Given instruction:
Work through the data line by line, gathering every line that has the word "name".

Data section:
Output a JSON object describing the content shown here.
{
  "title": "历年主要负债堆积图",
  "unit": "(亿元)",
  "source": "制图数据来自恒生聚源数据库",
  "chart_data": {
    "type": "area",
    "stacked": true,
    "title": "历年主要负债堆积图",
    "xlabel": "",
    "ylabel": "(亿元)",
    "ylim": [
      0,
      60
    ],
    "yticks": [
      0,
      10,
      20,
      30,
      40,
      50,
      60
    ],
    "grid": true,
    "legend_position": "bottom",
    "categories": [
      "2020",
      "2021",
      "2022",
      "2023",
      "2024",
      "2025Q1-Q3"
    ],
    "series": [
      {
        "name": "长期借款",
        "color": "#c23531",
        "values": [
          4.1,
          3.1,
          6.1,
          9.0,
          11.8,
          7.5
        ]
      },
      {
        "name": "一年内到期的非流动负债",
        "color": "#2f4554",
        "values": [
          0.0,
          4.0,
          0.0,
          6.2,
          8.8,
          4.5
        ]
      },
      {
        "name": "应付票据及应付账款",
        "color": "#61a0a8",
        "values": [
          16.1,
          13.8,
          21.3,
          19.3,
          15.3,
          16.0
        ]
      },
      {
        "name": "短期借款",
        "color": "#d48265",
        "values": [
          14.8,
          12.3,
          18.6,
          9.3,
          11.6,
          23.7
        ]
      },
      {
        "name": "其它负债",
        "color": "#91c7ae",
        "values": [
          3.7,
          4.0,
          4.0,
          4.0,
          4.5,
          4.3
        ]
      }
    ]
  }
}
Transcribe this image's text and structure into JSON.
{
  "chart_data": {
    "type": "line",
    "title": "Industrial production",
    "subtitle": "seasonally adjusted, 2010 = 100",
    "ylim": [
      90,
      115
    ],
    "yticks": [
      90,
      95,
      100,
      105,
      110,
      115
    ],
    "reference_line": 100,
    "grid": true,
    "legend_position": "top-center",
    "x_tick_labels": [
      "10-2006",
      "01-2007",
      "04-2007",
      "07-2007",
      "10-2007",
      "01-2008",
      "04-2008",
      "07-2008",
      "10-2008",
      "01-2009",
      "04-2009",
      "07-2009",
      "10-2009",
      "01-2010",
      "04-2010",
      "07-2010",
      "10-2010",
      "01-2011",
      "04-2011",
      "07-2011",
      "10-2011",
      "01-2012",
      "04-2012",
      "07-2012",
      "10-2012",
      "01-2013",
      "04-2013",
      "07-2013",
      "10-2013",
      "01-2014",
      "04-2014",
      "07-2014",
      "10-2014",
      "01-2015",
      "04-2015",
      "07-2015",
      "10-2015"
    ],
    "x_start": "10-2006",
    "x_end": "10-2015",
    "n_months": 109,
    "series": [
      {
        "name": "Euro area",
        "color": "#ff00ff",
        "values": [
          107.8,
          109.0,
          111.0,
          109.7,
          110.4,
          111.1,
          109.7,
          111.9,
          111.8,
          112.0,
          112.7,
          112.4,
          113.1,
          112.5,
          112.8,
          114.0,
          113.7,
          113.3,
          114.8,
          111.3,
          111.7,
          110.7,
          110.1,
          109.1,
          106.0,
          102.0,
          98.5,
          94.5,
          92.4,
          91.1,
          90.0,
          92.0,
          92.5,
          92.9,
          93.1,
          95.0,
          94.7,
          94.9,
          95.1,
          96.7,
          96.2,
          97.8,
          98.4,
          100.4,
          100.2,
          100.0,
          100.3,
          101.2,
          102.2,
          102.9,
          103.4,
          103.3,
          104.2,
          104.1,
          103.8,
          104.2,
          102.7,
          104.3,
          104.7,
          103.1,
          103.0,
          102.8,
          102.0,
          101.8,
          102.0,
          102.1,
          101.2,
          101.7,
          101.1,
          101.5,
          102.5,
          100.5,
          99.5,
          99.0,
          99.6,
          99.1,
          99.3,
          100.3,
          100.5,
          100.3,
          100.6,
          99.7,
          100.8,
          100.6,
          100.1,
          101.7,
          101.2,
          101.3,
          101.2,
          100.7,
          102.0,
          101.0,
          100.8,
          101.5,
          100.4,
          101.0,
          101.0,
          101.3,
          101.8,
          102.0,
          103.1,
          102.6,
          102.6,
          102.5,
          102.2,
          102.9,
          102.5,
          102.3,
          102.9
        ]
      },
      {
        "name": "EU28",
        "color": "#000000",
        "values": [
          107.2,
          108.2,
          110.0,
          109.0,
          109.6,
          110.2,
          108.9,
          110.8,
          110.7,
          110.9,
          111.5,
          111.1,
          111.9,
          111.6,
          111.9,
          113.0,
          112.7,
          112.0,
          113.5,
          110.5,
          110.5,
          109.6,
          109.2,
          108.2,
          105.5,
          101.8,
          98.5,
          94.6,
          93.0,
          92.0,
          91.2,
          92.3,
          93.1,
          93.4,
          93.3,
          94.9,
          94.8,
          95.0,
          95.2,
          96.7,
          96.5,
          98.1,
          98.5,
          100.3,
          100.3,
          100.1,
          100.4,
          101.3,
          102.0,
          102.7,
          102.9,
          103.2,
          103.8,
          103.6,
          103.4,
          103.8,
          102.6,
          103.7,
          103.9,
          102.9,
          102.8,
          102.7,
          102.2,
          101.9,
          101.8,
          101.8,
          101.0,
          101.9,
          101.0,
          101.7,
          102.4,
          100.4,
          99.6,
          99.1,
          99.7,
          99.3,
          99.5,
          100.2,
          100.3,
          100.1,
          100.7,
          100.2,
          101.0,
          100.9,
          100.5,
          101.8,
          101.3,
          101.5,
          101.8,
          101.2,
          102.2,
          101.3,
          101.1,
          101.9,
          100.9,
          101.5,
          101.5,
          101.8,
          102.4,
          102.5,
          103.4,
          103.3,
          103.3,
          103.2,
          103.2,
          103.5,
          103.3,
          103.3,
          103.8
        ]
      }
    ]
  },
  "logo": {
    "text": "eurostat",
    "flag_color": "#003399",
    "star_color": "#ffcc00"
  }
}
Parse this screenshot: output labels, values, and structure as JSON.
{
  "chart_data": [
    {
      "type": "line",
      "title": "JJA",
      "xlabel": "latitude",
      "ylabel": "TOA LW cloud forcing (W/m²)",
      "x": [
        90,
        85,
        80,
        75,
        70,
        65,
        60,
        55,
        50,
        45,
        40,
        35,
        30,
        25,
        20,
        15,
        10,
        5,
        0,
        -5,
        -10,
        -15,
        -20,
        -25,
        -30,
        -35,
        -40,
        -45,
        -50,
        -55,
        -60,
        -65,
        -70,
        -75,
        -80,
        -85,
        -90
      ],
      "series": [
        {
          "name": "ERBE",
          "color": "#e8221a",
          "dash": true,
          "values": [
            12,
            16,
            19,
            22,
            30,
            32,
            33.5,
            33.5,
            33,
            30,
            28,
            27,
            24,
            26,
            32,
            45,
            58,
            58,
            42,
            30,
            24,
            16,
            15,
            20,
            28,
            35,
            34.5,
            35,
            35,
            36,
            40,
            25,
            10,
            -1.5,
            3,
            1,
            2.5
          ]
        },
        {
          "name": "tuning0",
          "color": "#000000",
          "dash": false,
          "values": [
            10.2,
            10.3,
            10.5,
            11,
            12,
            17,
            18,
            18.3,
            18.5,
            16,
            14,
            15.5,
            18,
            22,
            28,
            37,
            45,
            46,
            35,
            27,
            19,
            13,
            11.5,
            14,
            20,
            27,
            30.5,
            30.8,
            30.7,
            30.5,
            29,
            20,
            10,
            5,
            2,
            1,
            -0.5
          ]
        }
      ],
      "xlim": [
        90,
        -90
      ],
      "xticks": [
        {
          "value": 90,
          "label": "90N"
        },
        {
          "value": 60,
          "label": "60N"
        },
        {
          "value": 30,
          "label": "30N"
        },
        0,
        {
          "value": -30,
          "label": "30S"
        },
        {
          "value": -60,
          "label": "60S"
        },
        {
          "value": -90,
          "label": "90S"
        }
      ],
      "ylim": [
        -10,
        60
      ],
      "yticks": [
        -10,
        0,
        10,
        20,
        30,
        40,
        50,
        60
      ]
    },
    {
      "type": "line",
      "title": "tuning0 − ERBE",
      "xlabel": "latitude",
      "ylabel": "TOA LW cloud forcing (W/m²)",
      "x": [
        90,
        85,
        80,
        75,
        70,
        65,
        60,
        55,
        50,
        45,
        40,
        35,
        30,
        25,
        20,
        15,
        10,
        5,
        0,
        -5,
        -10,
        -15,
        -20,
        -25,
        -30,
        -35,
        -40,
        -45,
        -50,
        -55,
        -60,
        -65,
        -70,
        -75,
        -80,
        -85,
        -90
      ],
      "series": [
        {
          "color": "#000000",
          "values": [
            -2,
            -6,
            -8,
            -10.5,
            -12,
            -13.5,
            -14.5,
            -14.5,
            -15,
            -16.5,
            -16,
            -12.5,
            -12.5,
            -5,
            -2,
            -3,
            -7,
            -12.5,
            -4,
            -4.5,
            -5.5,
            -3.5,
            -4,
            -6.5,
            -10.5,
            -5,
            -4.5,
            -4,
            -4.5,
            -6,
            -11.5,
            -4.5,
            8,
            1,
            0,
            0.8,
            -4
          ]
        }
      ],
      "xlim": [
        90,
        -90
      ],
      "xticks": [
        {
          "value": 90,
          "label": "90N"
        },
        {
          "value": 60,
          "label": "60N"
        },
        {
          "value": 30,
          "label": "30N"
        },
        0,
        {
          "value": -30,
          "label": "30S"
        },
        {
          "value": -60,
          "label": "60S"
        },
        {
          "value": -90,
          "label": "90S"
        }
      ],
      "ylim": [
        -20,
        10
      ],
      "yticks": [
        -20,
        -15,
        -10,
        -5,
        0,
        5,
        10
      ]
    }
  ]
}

Answer below:
        "name": "长期借款",
        "name": "一年内到期的非流动负债",
        "name": "应付票据及应付账款",
        "name": "短期借款",
        "name": "其它负债",
        "name": "Euro area",
        "name": "EU28",
          "name": "ERBE",
          "name": "tuning0",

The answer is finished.